::: Data to process

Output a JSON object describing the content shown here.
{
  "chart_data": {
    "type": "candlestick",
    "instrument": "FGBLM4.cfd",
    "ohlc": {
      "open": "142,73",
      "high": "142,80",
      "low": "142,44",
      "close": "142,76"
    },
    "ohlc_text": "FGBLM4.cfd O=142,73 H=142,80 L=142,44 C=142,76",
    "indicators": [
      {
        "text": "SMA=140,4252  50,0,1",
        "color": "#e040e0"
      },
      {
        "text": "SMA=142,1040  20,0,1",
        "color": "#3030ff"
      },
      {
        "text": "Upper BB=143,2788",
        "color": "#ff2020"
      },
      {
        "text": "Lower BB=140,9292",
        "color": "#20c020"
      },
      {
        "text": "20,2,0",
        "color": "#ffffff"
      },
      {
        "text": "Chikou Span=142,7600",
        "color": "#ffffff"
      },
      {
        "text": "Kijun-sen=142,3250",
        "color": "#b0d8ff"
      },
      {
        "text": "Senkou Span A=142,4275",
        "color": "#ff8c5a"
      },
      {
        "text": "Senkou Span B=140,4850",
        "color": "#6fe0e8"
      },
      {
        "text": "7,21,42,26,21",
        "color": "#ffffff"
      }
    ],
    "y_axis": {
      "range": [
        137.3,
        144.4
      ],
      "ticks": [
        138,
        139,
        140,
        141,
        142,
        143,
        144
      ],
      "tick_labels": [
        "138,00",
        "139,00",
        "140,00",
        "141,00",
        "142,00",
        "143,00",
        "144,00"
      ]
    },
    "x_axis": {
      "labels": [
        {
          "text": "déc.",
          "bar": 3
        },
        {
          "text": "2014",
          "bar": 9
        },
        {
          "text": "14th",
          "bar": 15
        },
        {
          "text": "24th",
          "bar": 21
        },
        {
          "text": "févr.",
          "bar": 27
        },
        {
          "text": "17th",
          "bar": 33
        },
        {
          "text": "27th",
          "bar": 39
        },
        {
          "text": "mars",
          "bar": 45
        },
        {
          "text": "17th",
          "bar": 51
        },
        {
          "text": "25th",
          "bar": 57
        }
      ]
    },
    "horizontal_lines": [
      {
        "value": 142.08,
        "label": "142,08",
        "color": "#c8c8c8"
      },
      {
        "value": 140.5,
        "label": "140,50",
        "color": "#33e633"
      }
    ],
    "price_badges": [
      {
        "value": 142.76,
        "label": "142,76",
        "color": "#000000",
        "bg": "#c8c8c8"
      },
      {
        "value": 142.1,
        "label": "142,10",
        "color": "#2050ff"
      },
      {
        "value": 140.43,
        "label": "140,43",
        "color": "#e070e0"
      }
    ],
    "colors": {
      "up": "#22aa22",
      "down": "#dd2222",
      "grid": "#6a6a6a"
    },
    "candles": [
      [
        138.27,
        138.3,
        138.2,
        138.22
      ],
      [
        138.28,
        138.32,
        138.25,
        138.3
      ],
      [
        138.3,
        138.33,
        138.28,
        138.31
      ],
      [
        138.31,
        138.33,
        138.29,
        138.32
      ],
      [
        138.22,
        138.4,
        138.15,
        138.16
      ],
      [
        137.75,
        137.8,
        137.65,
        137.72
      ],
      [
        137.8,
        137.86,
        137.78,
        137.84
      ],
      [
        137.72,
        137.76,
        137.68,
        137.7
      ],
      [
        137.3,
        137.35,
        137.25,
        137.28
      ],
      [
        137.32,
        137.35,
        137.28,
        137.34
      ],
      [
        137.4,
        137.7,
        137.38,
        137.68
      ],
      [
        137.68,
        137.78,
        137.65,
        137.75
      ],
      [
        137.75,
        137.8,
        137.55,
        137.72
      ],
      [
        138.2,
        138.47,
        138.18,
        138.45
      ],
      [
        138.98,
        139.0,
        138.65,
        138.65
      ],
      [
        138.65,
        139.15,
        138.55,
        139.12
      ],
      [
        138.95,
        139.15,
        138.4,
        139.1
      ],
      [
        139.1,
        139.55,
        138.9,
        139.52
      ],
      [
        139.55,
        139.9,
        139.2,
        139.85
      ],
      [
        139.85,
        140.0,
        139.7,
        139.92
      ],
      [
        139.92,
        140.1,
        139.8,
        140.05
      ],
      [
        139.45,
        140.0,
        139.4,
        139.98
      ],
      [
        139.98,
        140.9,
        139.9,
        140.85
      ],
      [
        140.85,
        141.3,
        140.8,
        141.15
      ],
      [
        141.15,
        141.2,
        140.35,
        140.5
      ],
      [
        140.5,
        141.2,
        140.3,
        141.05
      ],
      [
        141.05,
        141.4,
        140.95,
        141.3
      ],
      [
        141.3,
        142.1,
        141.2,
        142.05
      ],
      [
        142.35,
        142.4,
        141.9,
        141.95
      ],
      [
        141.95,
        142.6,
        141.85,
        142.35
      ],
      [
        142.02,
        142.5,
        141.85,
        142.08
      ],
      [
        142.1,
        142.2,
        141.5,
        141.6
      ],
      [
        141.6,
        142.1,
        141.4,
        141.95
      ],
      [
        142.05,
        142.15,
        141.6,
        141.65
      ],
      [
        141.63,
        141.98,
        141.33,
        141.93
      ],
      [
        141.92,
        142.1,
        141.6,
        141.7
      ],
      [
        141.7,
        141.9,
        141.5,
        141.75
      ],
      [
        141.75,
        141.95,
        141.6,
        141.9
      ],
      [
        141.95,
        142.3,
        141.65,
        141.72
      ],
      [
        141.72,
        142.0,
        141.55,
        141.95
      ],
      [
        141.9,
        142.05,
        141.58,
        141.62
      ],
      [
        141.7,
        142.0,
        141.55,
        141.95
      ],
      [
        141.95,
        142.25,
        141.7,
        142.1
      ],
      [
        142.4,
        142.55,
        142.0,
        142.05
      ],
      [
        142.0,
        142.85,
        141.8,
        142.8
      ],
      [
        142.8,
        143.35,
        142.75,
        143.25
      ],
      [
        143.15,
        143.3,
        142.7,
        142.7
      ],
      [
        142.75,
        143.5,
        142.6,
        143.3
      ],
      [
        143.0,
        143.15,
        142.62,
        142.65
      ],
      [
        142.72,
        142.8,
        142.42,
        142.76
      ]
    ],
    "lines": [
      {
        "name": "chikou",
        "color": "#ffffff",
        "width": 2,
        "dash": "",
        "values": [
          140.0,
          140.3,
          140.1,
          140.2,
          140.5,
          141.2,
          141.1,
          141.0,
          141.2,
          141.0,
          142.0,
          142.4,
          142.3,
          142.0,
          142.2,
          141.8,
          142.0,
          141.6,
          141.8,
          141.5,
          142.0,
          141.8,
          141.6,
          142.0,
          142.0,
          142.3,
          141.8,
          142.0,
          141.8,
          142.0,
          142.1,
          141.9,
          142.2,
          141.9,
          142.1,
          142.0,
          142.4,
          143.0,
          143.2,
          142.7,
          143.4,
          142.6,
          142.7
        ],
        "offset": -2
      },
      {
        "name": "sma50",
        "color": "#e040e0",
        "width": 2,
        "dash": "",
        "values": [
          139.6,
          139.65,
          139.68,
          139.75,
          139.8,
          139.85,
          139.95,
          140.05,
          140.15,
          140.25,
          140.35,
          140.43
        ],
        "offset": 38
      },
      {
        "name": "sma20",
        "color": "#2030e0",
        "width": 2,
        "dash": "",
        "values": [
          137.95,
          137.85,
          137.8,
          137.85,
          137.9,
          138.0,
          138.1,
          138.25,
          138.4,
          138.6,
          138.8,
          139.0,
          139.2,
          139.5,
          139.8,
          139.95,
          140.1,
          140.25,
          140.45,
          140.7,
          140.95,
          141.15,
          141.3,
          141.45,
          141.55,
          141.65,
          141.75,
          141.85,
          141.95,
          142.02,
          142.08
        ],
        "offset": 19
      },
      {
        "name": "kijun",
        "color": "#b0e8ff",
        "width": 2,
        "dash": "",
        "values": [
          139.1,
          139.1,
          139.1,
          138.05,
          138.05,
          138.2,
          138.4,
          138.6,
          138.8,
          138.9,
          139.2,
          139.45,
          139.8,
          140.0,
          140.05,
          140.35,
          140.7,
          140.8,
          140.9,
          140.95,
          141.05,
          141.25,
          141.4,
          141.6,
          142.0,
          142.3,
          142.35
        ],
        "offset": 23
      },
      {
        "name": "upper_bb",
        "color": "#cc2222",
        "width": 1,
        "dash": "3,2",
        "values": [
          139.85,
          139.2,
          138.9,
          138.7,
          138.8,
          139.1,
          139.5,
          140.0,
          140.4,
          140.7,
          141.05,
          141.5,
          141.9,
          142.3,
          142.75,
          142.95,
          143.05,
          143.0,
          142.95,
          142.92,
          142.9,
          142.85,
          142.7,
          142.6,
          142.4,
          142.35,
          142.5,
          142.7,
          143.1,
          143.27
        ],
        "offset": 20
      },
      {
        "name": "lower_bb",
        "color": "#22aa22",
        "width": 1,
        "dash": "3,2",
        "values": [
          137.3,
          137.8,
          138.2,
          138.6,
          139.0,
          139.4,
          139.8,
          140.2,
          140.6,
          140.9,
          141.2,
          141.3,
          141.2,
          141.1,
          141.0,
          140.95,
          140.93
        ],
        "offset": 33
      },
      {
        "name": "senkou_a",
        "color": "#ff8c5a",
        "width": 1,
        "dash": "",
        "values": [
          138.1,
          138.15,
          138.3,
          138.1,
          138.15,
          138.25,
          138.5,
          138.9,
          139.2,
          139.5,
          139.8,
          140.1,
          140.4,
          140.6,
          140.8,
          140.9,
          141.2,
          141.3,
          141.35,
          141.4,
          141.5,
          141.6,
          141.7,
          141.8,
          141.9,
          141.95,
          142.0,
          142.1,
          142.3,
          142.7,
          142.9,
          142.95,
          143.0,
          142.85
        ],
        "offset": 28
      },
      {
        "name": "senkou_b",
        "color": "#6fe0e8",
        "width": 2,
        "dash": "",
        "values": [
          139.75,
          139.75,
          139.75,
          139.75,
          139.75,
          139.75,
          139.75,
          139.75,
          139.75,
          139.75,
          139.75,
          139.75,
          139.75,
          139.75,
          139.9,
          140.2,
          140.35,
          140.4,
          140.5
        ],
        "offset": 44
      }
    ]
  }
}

::::::

Scan the records above for the string "Span", then select every line that holds it.

→ Task result
        "text": "Chikou Span=142,7600",
        "text": "Senkou Span A=142,4275",
        "text": "Senkou Span B=140,4850",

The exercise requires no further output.